[Dataset entries on figures]
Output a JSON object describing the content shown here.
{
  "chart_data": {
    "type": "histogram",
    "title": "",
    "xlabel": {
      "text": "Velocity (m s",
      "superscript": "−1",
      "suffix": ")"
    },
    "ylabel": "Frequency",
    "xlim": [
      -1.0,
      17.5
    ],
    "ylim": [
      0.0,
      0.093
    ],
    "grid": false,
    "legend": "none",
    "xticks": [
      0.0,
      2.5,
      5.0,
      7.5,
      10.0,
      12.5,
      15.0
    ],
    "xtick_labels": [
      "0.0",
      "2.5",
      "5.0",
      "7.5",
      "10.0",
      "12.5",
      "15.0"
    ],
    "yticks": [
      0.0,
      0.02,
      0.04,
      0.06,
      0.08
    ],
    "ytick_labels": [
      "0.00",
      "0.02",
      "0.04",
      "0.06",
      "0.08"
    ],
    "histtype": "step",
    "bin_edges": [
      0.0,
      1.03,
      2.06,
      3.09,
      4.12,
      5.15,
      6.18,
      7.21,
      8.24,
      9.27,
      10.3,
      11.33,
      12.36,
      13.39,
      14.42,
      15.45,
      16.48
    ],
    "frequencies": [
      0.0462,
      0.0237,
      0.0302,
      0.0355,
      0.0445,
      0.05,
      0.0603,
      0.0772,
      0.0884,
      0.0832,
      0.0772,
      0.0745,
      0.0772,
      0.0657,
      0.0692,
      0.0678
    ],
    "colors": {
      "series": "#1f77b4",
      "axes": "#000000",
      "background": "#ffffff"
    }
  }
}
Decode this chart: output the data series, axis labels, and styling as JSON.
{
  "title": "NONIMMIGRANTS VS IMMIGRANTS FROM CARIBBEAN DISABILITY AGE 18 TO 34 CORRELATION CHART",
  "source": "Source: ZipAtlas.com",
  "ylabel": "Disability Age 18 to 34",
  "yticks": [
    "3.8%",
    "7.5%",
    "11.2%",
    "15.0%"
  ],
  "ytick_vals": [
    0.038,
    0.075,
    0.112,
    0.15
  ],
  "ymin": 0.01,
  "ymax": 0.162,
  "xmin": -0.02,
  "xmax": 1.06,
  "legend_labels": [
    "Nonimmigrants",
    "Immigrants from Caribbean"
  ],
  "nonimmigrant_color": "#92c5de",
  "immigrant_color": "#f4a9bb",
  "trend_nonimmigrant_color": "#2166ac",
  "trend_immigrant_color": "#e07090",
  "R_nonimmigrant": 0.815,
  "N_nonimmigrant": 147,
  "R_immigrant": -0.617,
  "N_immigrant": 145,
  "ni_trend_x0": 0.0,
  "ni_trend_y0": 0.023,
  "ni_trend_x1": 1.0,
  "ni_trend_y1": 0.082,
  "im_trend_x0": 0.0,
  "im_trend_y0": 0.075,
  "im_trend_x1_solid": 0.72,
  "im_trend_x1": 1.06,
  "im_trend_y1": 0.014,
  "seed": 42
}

- What the task asks:
Go through the records and print each one exactly.

- Answer to the exercise:
Output a JSON object describing the content shown here.
{
  "chart_data": {
    "type": "histogram",
    "title": "",
    "xlabel": {
      "text": "Velocity (m s",
      "superscript": "−1",
      "suffix": ")"
    },
    "ylabel": "Frequency",
    "xlim": [
      -1.0,
      17.5
    ],
    "ylim": [
      0.0,
      0.093
    ],
    "grid": false,
    "legend": "none",
    "xticks": [
      0.0,
      2.5,
      5.0,
      7.5,
      10.0,
      12.5,
      15.0
    ],
    "xtick_labels": [
      "0.0",
      "2.5",
      "5.0",
      "7.5",
      "10.0",
      "12.5",
      "15.0"
    ],
    "yticks": [
      0.0,
      0.02,
      0.04,
      0.06,
      0.08
    ],
    "ytick_labels": [
      "0.00",
      "0.02",
      "0.04",
      "0.06",
      "0.08"
    ],
    "histtype": "step",
    "bin_edges": [
      0.0,
      1.03,
      2.06,
      3.09,
      4.12,
      5.15,
      6.18,
      7.21,
      8.24,
      9.27,
      10.3,
      11.33,
      12.36,
      13.39,
      14.42,
      15.45,
      16.48
    ],
    "frequencies": [
      0.0462,
      0.0237,
      0.0302,
      0.0355,
      0.0445,
      0.05,
      0.0603,
      0.0772,
      0.0884,
      0.0832,
      0.0772,
      0.0745,
      0.0772,
      0.0657,
      0.0692,
      0.0678
    ],
    "colors": {
      "series": "#1f77b4",
      "axes": "#000000",
      "background": "#ffffff"
    }
  }
}
Decode this chart: output the data series, axis labels, and styling as JSON.
{
  "title": "NONIMMIGRANTS VS IMMIGRANTS FROM CARIBBEAN DISABILITY AGE 18 TO 34 CORRELATION CHART",
  "source": "Source: ZipAtlas.com",
  "ylabel": "Disability Age 18 to 34",
  "yticks": [
    "3.8%",
    "7.5%",
    "11.2%",
    "15.0%"
  ],
  "ytick_vals": [
    0.038,
    0.075,
    0.112,
    0.15
  ],
  "ymin": 0.01,
  "ymax": 0.162,
  "xmin": -0.02,
  "xmax": 1.06,
  "legend_labels": [
    "Nonimmigrants",
    "Immigrants from Caribbean"
  ],
  "nonimmigrant_color": "#92c5de",
  "immigrant_color": "#f4a9bb",
  "trend_nonimmigrant_color": "#2166ac",
  "trend_immigrant_color": "#e07090",
  "R_nonimmigrant": 0.815,
  "N_nonimmigrant": 147,
  "R_immigrant": -0.617,
  "N_immigrant": 145,
  "ni_trend_x0": 0.0,
  "ni_trend_y0": 0.023,
  "ni_trend_x1": 1.0,
  "ni_trend_y1": 0.082,
  "im_trend_x0": 0.0,
  "im_trend_y0": 0.075,
  "im_trend_x1_solid": 0.72,
  "im_trend_x1": 1.06,
  "im_trend_y1": 0.014,
  "seed": 42
}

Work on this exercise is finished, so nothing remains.